WHAT IS NEEDED ::
Quote precisely the final stretch of the listing: start at the line containing "OCR this image." and stop after the last line.

[Stored entries]
------------------------------------------------------------

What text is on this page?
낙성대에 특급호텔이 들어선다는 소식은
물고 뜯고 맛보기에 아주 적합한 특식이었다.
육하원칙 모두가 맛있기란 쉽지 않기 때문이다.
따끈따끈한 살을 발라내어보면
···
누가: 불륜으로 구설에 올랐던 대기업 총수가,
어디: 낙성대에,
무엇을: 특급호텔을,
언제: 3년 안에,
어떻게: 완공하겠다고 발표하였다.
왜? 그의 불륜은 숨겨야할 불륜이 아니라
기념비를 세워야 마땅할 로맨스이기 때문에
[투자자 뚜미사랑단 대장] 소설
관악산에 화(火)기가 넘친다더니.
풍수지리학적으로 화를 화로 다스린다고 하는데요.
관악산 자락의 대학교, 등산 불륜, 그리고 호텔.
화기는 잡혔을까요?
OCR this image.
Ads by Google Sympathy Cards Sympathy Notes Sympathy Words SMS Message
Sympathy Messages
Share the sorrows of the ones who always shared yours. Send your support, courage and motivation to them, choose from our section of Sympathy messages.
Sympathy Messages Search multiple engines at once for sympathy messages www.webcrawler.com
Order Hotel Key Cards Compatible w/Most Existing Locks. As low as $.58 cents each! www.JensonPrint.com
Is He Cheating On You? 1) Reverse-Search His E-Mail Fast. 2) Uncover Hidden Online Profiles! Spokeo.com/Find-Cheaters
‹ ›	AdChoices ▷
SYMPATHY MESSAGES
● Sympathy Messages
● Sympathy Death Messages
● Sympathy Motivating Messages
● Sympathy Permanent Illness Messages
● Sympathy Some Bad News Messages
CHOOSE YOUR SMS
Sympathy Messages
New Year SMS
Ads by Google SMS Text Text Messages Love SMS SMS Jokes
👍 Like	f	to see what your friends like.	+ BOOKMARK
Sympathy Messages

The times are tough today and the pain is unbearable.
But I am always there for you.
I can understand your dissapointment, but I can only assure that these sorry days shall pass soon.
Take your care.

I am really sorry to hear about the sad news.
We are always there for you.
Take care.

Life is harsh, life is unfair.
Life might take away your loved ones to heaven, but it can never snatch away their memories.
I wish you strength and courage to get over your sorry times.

------------------------------------------------------------

EXERCISE RESULT ::
OCR this image.
Ads by Google Sympathy Cards Sympathy Notes Sympathy Words SMS Message
Sympathy Messages
Share the sorrows of the ones who always shared yours. Send your support, courage and motivation to them, choose from our section of Sympathy messages.
Sympathy Messages Search multiple engines at once for sympathy messages www.webcrawler.com
Order Hotel Key Cards Compatible w/Most Existing Locks. As low as $.58 cents each! www.JensonPrint.com
Is He Cheating On You? 1) Reverse-Search His E-Mail Fast. 2) Uncover Hidden Online Profiles! Spokeo.com/Find-Cheaters
‹ ›	AdChoices ▷
SYMPATHY MESSAGES
● Sympathy Messages
● Sympathy Death Messages
● Sympathy Motivating Messages
● Sympathy Permanent Illness Messages
● Sympathy Some Bad News Messages
CHOOSE YOUR SMS
Sympathy Messages
New Year SMS
Ads by Google SMS Text Text Messages Love SMS SMS Jokes
👍 Like	f	to see what your friends like.	+ BOOKMARK
Sympathy Messages

The times are tough today and the pain is unbearable.
But I am always there for you.
I can understand your dissapointment, but I can only assure that these sorry days shall pass soon.
Take your care.

I am really sorry to hear about the sad news.
We are always there for you.
Take care.

Life is harsh, life is unfair.
Life might take away your loved ones to heaven, but it can never snatch away their memories.
I wish you strength and courage to get over your sorry times.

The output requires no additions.